▶ [Problem to work on]:
Pictures should be excluded; otherwise, copy every entry exactly.

▶ [Extracted information]:

__________

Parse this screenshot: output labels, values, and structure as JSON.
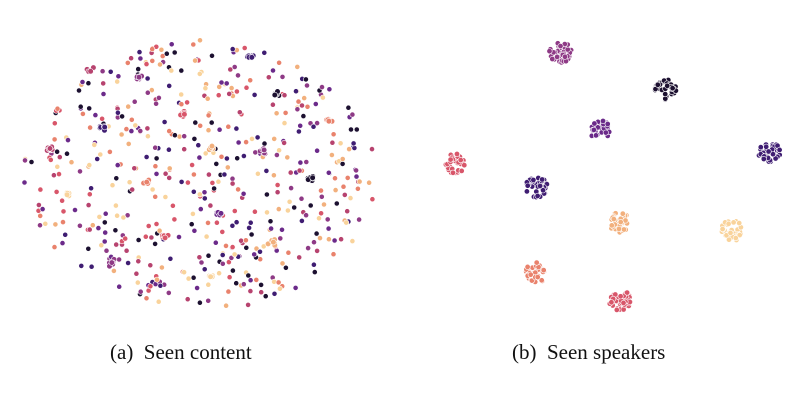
{
  "captions": {
    "a": "(a)  Seen content",
    "b": "(b)  Seen speakers"
  },
  "palette": [
    "#1c1030",
    "#3f1d72",
    "#6b2a8a",
    "#8e3a86",
    "#b7436f",
    "#d8566a",
    "#e9826c",
    "#f2b07d",
    "#f9d39b"
  ],
  "chart_data": [
    {
      "type": "scatter",
      "title": "",
      "xlabel": "",
      "ylabel": "",
      "xlim": [
        -1,
        1
      ],
      "ylim": [
        -1,
        1
      ],
      "grid": false,
      "description_of_marks": "scattered small clusters and single points, colors mixed",
      "clusters": [
        {
          "x": -0.62,
          "y": 0.78,
          "color_index": 4
        },
        {
          "x": -0.35,
          "y": 0.72,
          "color_index": 3
        },
        {
          "x": 0.28,
          "y": 0.88,
          "color_index": 1
        },
        {
          "x": 0.42,
          "y": 0.6,
          "color_index": 0
        },
        {
          "x": -0.1,
          "y": 0.45,
          "color_index": 5
        },
        {
          "x": -0.55,
          "y": 0.35,
          "color_index": 1
        },
        {
          "x": 0.05,
          "y": 0.2,
          "color_index": 7
        },
        {
          "x": 0.35,
          "y": 0.18,
          "color_index": 3
        },
        {
          "x": -0.3,
          "y": -0.05,
          "color_index": 6
        },
        {
          "x": 0.62,
          "y": -0.02,
          "color_index": 0
        },
        {
          "x": -0.75,
          "y": -0.15,
          "color_index": 8
        },
        {
          "x": 0.1,
          "y": -0.28,
          "color_index": 2
        },
        {
          "x": -0.2,
          "y": -0.45,
          "color_index": 5
        },
        {
          "x": 0.4,
          "y": -0.5,
          "color_index": 7
        },
        {
          "x": -0.5,
          "y": -0.65,
          "color_index": 3
        },
        {
          "x": 0.05,
          "y": -0.75,
          "color_index": 8
        },
        {
          "x": 0.72,
          "y": 0.4,
          "color_index": 6
        },
        {
          "x": -0.85,
          "y": 0.2,
          "color_index": 4
        }
      ]
    },
    {
      "type": "scatter",
      "title": "",
      "xlabel": "",
      "ylabel": "",
      "xlim": [
        -1,
        1
      ],
      "ylim": [
        -1,
        1
      ],
      "grid": false,
      "clusters": [
        {
          "name": "",
          "x": -0.28,
          "y": 0.93,
          "color_index": 3
        },
        {
          "name": "",
          "x": 0.34,
          "y": 0.65,
          "color_index": 0
        },
        {
          "name": "",
          "x": -0.05,
          "y": 0.34,
          "color_index": 2
        },
        {
          "name": "",
          "x": 0.95,
          "y": 0.17,
          "color_index": 1
        },
        {
          "name": "",
          "x": -0.9,
          "y": 0.09,
          "color_index": 5
        },
        {
          "name": "",
          "x": -0.42,
          "y": -0.09,
          "color_index": 1
        },
        {
          "name": "",
          "x": 0.07,
          "y": -0.36,
          "color_index": 7
        },
        {
          "name": "",
          "x": 0.73,
          "y": -0.42,
          "color_index": 8
        },
        {
          "name": "",
          "x": -0.42,
          "y": -0.74,
          "color_index": 6
        },
        {
          "name": "",
          "x": 0.07,
          "y": -0.95,
          "color_index": 5
        }
      ]
    }
  ]
}
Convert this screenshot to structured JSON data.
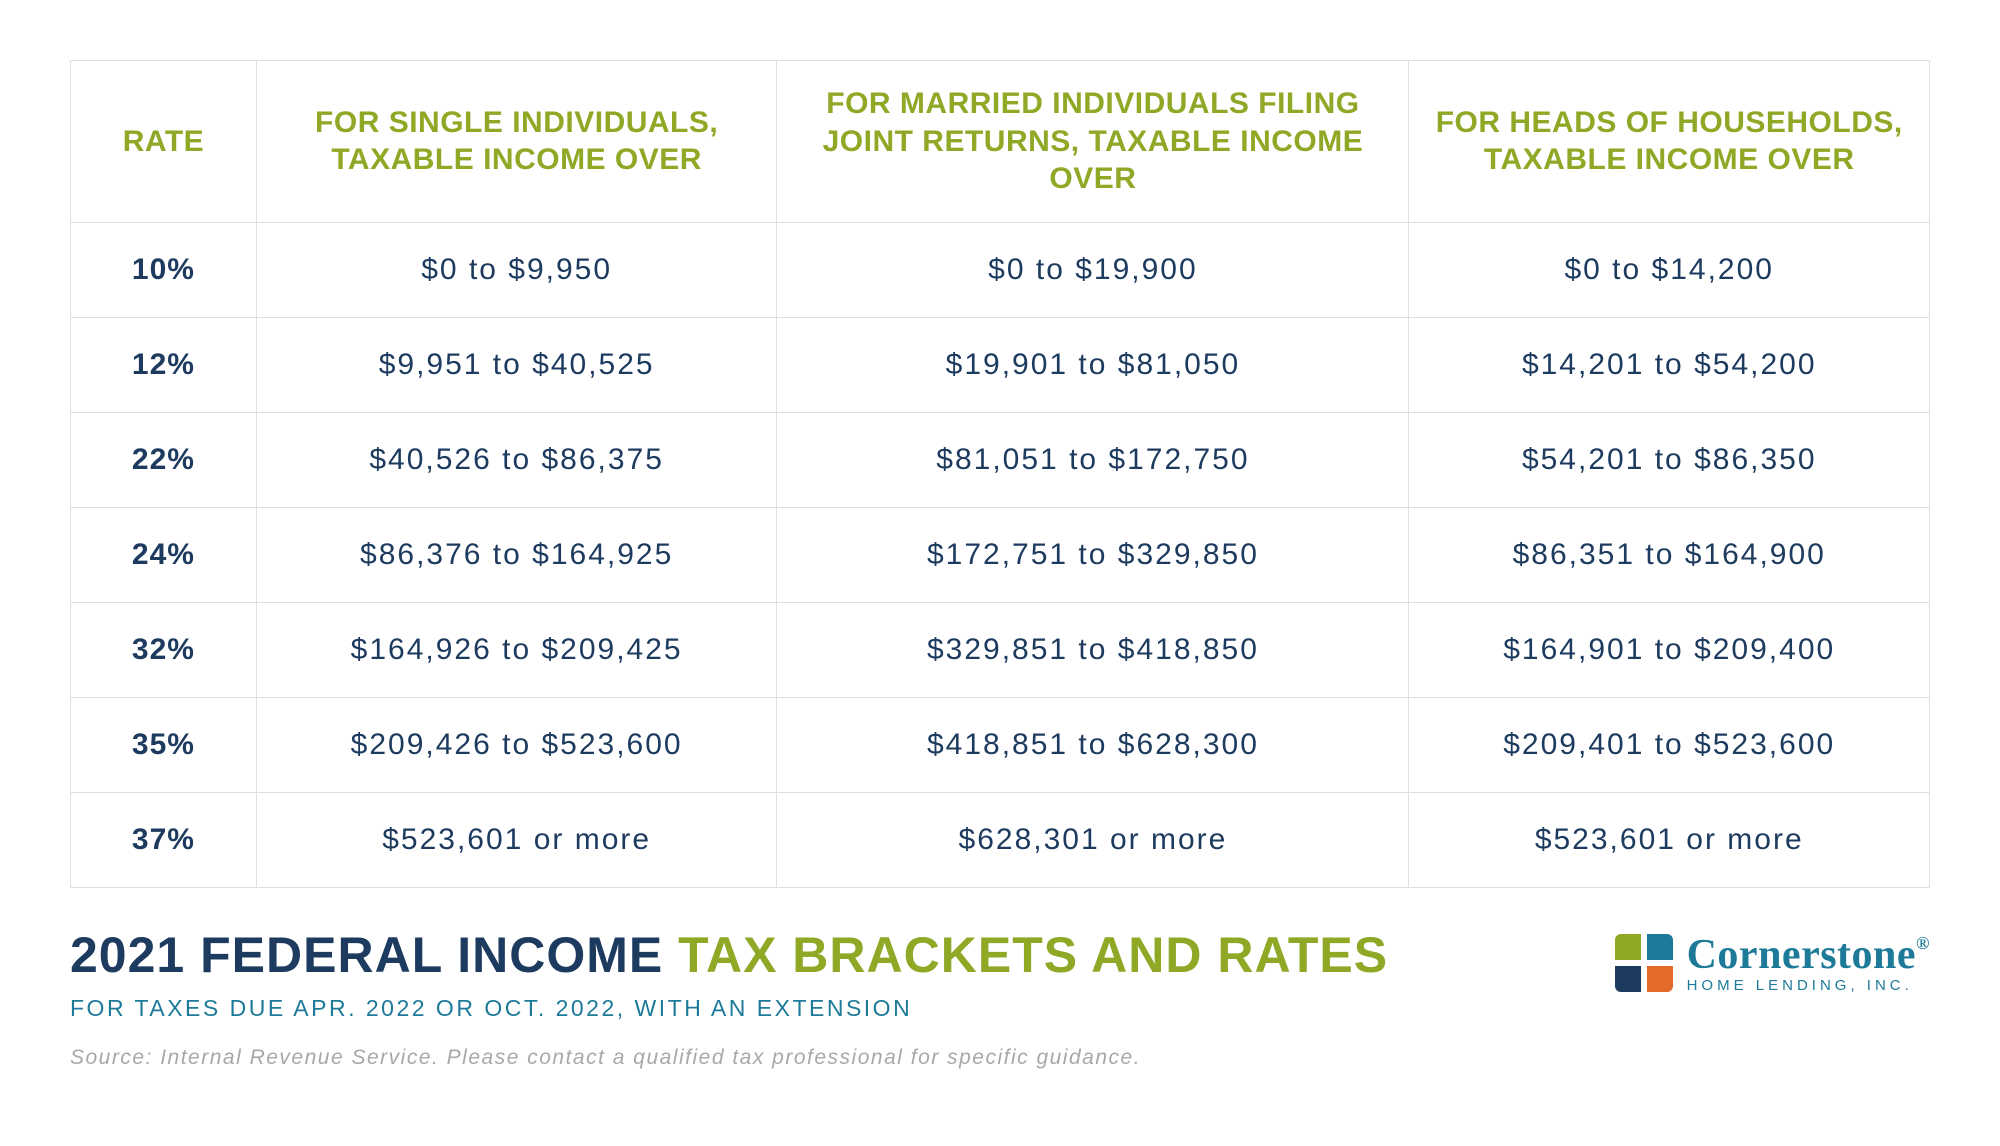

__________

▶ [Response below]:
Parse this screenshot: output labels, values, and structure as JSON.
{
  "captions": {
    "a": "(a)  Seen content",
    "b": "(b)  Seen speakers"
  },
  "palette": [
    "#1c1030",
    "#3f1d72",
    "#6b2a8a",
    "#8e3a86",
    "#b7436f",
    "#d8566a",
    "#e9826c",
    "#f2b07d",
    "#f9d39b"
  ],
  "chart_data": [
    {
      "type": "scatter",
      "title": "",
      "xlabel": "",
      "ylabel": "",
      "xlim": [
        -1,
        1
      ],
      "ylim": [
        -1,
        1
      ],
      "grid": false,
      "description_of_marks": "scattered small clusters and single points, colors mixed",
      "clusters": [
        {
          "x": -0.62,
          "y": 0.78,
          "color_index": 4
        },
        {
          "x": -0.35,
          "y": 0.72,
          "color_index": 3
        },
        {
          "x": 0.28,
          "y": 0.88,
          "color_index": 1
        },
        {
          "x": 0.42,
          "y": 0.6,
          "color_index": 0
        },
        {
          "x": -0.1,
          "y": 0.45,
          "color_index": 5
        },
        {
          "x": -0.55,
          "y": 0.35,
          "color_index": 1
        },
        {
          "x": 0.05,
          "y": 0.2,
          "color_index": 7
        },
        {
          "x": 0.35,
          "y": 0.18,
          "color_index": 3
        },
        {
          "x": -0.3,
          "y": -0.05,
          "color_index": 6
        },
        {
          "x": 0.62,
          "y": -0.02,
          "color_index": 0
        },
        {
          "x": -0.75,
          "y": -0.15,
          "color_index": 8
        },
        {
          "x": 0.1,
          "y": -0.28,
          "color_index": 2
        },
        {
          "x": -0.2,
          "y": -0.45,
          "color_index": 5
        },
        {
          "x": 0.4,
          "y": -0.5,
          "color_index": 7
        },
        {
          "x": -0.5,
          "y": -0.65,
          "color_index": 3
        },
        {
          "x": 0.05,
          "y": -0.75,
          "color_index": 8
        },
        {
          "x": 0.72,
          "y": 0.4,
          "color_index": 6
        },
        {
          "x": -0.85,
          "y": 0.2,
          "color_index": 4
        }
      ]
    },
    {
      "type": "scatter",
      "title": "",
      "xlabel": "",
      "ylabel": "",
      "xlim": [
        -1,
        1
      ],
      "ylim": [
        -1,
        1
      ],
      "grid": false,
      "clusters": [
        {
          "name": "",
          "x": -0.28,
          "y": 0.93,
          "color_index": 3
        },
        {
          "name": "",
          "x": 0.34,
          "y": 0.65,
          "color_index": 0
        },
        {
          "name": "",
          "x": -0.05,
          "y": 0.34,
          "color_index": 2
        },
        {
          "name": "",
          "x": 0.95,
          "y": 0.17,
          "color_index": 1
        },
        {
          "name": "",
          "x": -0.9,
          "y": 0.09,
          "color_index": 5
        },
        {
          "name": "",
          "x": -0.42,
          "y": -0.09,
          "color_index": 1
        },
        {
          "name": "",
          "x": 0.07,
          "y": -0.36,
          "color_index": 7
        },
        {
          "name": "",
          "x": 0.73,
          "y": -0.42,
          "color_index": 8
        },
        {
          "name": "",
          "x": -0.42,
          "y": -0.74,
          "color_index": 6
        },
        {
          "name": "",
          "x": 0.07,
          "y": -0.95,
          "color_index": 5
        }
      ]
    }
  ]
}
Convert this screenshot to structured JSON data.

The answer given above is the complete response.